* **Reading passage**:
By almost all accounts, Western giants like Google, Facebook, Instagram, Snap Inc., Spotify, and Amazon have barely noticed the competitive impact of their Chinese equivalents. While China has found great success in global hardware markets, they have had much less success with software. That is, until now … and while you may not have heard of it, TikTok became one of 2018’s most downloaded mobile apps for Apple and Android devices in the U.S. and Europe, unseating the likes of YouTube, Instagram, and Snapchat.

In fact, as of early this year, TikTok had been downloaded more than 80 million times in the U.S., logging 4 million downloads from the App Store in October 2018 alone. It is also one of the most popular apps on Google Play, and the No. 1 most downloaded app last year globally on iOS.

What is TikTok?

So, what is TikTok? Launched in September 2016, TikTok is a video sharing platform with a twist. Videos can be no longer than 15 seconds and they are based on various themes: music, cooking, travel, dance, fashion, and so on. Users create these short clips, use simple tools to add music and special effects, and share them on the app. The most popular clips are high on entertainment value, with a premium on instant gratification. Similar to Vine, which shut down in 2016, TikTok can be thought of as a video version of Instagram or Snapchat.

* **Data section**:
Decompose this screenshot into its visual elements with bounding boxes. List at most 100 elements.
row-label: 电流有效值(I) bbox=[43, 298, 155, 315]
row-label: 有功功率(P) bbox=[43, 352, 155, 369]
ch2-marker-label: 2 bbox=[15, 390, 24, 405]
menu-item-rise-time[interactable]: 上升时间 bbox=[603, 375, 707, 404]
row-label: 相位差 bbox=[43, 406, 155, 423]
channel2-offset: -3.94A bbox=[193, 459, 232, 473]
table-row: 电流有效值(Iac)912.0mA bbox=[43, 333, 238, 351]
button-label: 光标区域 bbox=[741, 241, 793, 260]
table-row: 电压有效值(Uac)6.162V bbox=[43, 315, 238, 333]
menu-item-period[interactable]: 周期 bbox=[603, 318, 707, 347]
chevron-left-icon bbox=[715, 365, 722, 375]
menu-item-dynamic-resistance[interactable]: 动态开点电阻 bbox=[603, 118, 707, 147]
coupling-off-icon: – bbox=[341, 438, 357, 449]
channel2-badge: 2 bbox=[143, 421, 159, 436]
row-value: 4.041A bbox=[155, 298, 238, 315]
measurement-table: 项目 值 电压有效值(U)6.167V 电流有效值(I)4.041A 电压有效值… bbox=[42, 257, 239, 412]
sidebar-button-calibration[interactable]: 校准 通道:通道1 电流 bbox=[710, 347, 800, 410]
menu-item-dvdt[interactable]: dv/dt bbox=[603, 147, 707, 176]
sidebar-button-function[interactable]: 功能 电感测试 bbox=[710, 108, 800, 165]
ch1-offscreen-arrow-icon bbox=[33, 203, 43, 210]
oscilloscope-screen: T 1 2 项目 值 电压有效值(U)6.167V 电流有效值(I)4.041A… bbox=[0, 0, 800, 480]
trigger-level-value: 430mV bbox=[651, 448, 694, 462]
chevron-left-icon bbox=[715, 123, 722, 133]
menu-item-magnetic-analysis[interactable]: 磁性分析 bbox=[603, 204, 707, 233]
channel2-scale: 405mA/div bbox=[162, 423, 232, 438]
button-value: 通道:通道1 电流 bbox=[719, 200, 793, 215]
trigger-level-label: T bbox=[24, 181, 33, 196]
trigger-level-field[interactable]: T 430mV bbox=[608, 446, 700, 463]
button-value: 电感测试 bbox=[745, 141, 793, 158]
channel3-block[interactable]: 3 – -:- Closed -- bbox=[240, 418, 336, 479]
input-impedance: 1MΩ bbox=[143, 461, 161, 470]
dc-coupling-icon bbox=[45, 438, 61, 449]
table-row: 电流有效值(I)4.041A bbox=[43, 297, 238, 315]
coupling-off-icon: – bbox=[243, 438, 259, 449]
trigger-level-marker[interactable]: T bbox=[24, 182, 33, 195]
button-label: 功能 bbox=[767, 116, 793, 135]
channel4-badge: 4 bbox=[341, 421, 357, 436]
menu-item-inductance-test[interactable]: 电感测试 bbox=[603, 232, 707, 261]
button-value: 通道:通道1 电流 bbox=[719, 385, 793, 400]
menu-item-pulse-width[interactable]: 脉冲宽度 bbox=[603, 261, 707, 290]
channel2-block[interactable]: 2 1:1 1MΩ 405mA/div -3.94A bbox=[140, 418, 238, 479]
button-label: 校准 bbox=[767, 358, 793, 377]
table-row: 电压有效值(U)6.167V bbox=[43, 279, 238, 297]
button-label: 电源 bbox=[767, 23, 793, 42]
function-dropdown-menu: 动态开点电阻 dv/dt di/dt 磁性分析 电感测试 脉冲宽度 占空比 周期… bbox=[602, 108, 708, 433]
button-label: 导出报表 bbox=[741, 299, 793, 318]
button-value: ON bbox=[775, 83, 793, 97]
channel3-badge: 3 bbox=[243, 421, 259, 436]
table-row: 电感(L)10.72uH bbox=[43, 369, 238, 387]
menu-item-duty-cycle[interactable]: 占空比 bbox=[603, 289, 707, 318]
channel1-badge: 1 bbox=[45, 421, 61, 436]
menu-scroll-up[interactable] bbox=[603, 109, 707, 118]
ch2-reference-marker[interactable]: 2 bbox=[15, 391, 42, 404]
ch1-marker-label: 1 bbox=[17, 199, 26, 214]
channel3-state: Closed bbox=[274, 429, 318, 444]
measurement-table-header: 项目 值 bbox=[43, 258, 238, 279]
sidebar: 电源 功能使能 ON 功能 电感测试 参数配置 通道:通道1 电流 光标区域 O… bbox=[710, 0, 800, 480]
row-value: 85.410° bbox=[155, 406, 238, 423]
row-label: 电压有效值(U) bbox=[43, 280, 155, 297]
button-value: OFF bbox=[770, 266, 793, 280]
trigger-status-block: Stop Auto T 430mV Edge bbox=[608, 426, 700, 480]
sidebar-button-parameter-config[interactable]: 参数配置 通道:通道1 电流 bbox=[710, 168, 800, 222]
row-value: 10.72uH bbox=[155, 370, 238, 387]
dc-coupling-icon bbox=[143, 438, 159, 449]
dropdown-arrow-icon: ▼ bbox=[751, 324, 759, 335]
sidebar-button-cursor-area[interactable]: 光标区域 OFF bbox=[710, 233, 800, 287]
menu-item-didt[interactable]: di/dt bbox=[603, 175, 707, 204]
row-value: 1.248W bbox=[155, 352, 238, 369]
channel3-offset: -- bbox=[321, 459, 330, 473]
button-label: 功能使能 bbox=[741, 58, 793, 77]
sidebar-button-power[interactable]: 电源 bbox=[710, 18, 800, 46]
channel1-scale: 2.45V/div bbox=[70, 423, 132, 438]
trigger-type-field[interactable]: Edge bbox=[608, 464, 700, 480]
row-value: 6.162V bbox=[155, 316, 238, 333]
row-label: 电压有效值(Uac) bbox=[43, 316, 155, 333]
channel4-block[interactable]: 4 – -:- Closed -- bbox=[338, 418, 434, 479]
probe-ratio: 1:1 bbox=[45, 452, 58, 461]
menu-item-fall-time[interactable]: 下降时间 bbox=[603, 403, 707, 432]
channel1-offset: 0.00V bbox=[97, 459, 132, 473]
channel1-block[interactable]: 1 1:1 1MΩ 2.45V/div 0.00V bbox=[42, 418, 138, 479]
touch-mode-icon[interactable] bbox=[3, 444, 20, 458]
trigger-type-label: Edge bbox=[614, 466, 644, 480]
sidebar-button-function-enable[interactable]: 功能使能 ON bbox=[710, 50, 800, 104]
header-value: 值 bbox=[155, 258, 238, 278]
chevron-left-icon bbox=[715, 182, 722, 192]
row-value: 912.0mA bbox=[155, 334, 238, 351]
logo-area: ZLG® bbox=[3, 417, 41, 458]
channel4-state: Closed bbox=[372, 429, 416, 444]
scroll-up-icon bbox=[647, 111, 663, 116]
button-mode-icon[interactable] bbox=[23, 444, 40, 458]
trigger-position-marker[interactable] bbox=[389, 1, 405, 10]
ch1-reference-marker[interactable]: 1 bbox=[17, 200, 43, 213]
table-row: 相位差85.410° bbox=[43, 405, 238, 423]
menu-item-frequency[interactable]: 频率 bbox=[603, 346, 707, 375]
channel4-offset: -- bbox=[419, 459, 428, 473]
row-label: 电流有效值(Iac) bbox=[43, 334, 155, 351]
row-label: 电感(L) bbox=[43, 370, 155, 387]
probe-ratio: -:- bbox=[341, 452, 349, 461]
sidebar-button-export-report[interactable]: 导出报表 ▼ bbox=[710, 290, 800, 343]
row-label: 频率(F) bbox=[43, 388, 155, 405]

* **What you need to do**:
- a) From the TikTok passage, answer each question:
(i) How many times had TikTok been downloaded in the U.S. as of early this year?
(ii) In what month and year was TikTok launched?
(iii) What is the maximum length of a TikTok video?
- b) Can you recast the paragraph of the TikTok passage that begins "In fact, as of early this year" as a short bulleted list, keeping its main facts?
- c) Could you resume the TikTok passage after its final sentence, the one comparing TikTok to Instagram and Snapchat?
The records have nothing to do with the TikTok passage.

* **Task-by-task answers**:
- a)
(i) More than 80 million times.
(ii) September 2016.
(iii) 15 seconds.

- b)
- Downloaded more than 80 million times in the U.S. as of early this year
- 4 million App Store downloads in October 2018 alone
- One of the most popular apps on Google Play
- The No. 1 most downloaded app globally on iOS last year

- c)
TikTok comes from China, but, interestingly, it is not owned by one of the aforementioned Chinese tech giants. Despite massive investments in video platforms by the likes of Alibaba, Tencent, and Baidu, none of them dominates this area. TikTok – known locally as Douyin – was launched by ByteDance, a Beijing-based tech company traditionally focused on news. Its news app, called Toutiao, uses advanced AI algorithms that learn user preferences, then provides customized news feeds. Bytedance uses these same algorithms to provide relevant video feeds to TikTok users.

By the start of 2017, Douyin had become China’s most popular mobile video app, with its challenge video skits being acted out on masse thanks to Chinese netizens routinely creating various responses to popular memes. One recent video, which featured gummy bears singing an Adele song, got 1.7 million likes on TikTok, went viral on Twitter and spawned widespread spinoffs.

As of December 2018, less than two years in, TikTok had more than half a billion active users (more than Twitter’s 326 million active monthly users) – 40 percent of which were located outside of China, thanks in large part to Bytedance’s 2017 acquisition of a similar American app called Musical.ly and subsequently consolidation of the two.

Competition Looms

It is no surprise that the Chinese giants are closely studying TikTok’s successful approach, which centers on simple design, active promotion, attention to different locales, and focused acquisitions, paired with a revenue model that is entirely dependent on in-app purchases (users can buy things like emojis and digital gifts to share with others).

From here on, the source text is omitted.